[Start]
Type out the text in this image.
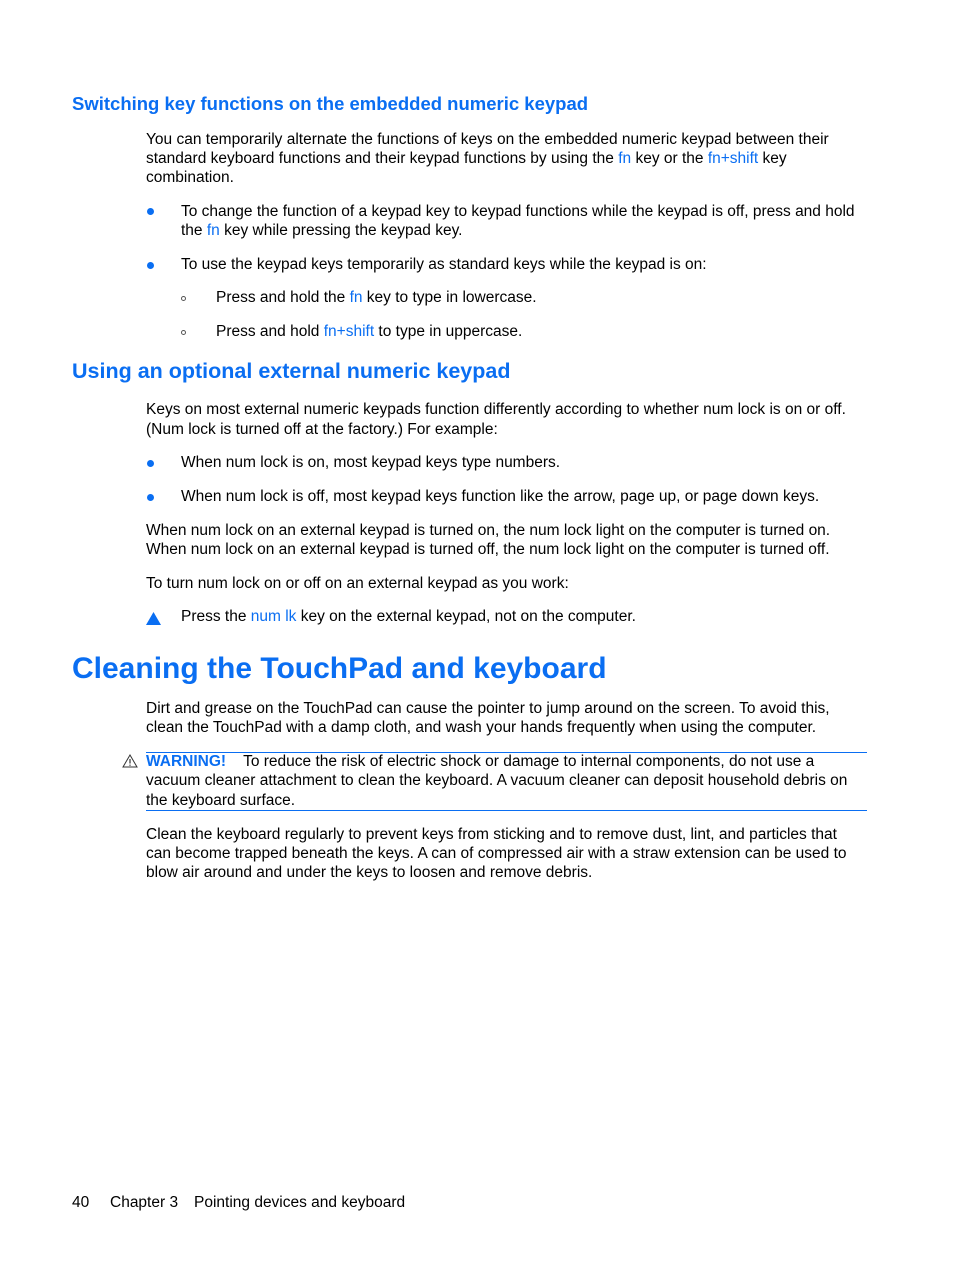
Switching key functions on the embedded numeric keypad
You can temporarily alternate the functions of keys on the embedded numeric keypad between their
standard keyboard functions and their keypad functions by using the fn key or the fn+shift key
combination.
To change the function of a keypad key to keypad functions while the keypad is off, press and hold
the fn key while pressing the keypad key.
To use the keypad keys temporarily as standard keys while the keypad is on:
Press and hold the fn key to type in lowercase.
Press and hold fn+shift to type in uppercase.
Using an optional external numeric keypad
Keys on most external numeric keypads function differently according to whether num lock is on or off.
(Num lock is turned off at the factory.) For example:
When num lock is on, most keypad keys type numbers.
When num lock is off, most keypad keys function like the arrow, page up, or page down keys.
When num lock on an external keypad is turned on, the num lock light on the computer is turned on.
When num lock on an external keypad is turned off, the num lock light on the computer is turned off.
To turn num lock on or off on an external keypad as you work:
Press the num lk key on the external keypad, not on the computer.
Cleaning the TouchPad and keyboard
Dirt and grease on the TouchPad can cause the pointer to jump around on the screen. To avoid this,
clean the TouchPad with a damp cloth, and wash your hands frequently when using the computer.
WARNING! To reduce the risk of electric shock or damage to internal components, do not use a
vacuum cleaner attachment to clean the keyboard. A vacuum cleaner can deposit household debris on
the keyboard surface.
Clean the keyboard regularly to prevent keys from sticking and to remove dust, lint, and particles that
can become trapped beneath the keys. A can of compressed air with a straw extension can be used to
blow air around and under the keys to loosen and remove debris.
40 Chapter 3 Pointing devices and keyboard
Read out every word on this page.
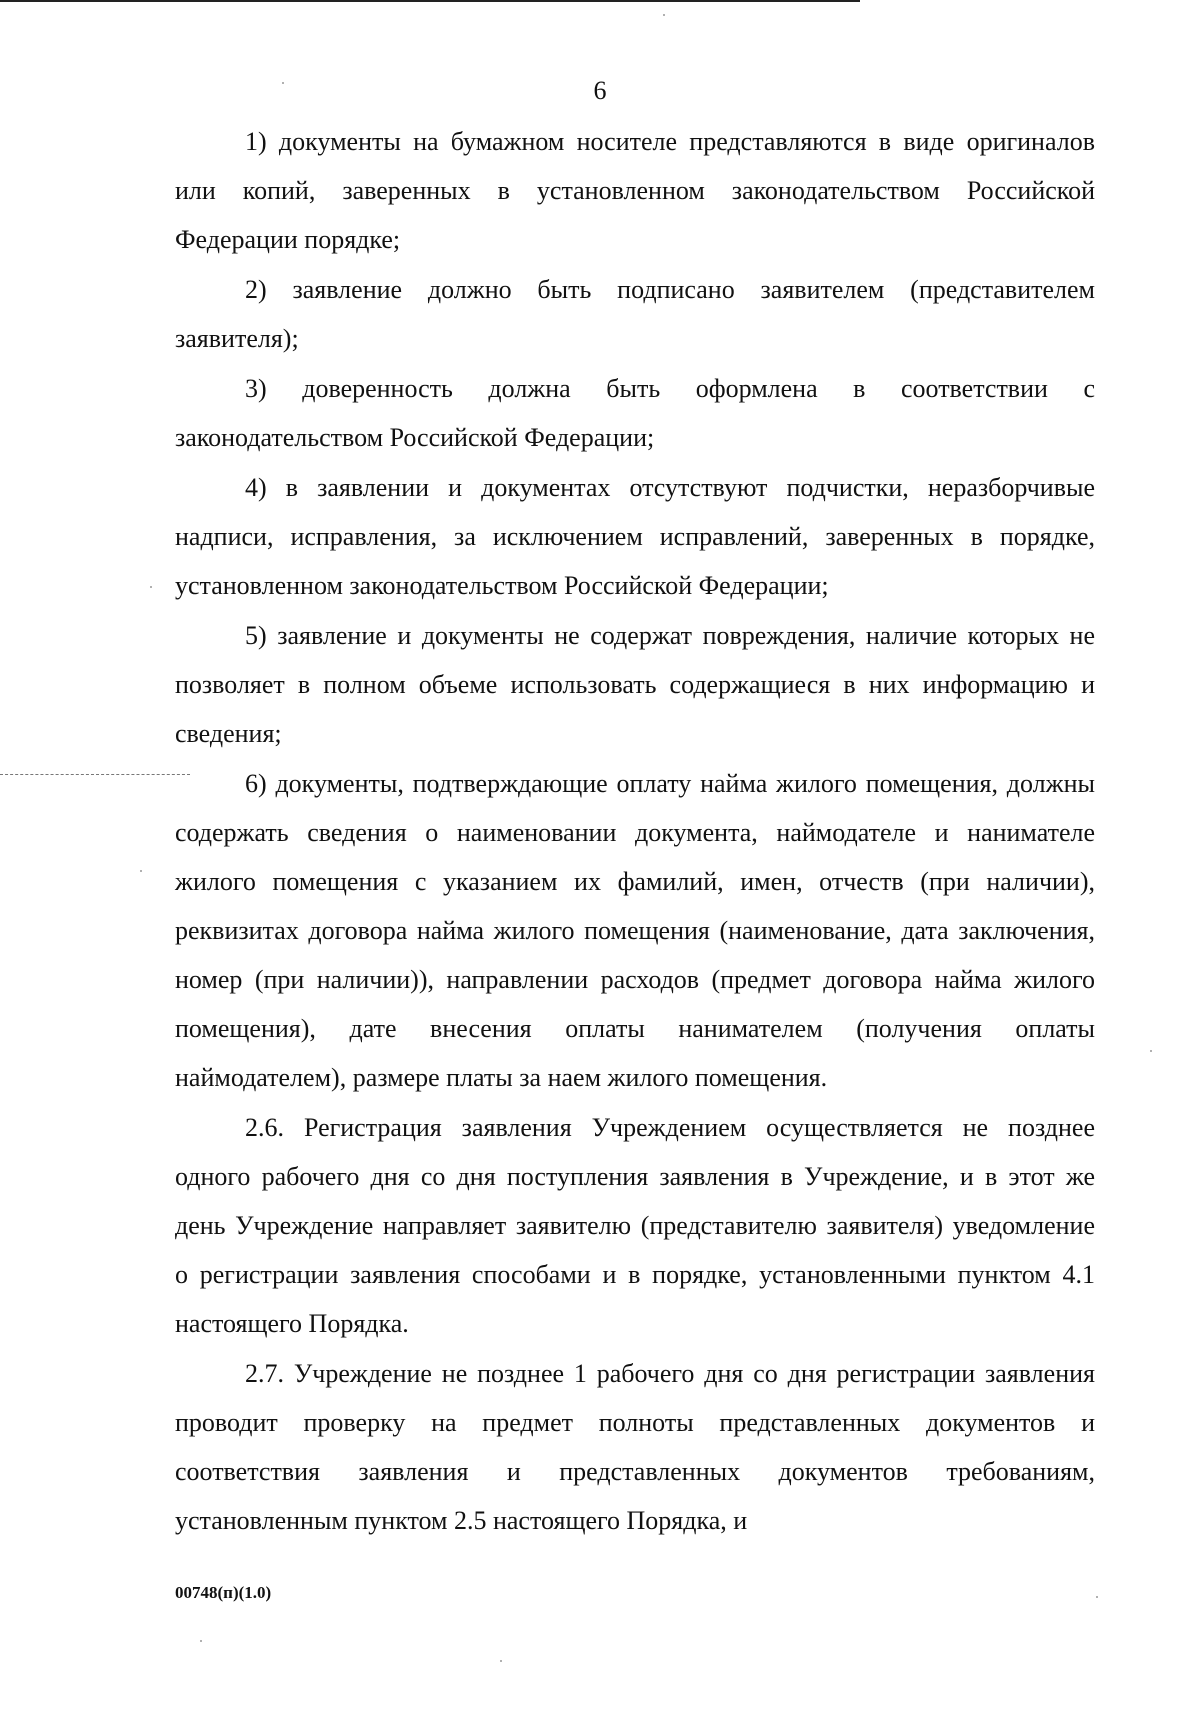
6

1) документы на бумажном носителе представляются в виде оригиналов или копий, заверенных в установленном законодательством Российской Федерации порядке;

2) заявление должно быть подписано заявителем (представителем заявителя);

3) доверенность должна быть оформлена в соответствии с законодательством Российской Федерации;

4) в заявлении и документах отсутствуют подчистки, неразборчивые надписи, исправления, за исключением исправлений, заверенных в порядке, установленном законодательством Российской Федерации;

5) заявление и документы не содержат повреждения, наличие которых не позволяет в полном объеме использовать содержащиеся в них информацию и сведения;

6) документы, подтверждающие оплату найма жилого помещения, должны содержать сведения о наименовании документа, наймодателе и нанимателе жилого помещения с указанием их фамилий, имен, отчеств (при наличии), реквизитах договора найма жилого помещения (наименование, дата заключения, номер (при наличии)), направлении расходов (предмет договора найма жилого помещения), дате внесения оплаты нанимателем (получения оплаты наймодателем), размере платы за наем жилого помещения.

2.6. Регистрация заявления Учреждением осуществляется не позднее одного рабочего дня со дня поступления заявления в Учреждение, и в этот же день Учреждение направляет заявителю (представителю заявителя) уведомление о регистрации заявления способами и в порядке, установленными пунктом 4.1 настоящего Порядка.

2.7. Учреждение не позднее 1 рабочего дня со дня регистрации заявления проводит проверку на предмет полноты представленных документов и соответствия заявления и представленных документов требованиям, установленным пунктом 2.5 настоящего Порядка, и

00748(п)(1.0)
[End]
Copy out every line of the material above that mentions the word "заверенных".

* [Solution to this exercise]
1) документы на бумажном носителе представляются в виде оригиналов или копий, заверенных в установленном законодательством Российской Федерации порядке;
4) в заявлении и документах отсутствуют подчистки, неразборчивые надписи, исправления, за исключением исправлений, заверенных в порядке, установленном законодательством Российской Федерации;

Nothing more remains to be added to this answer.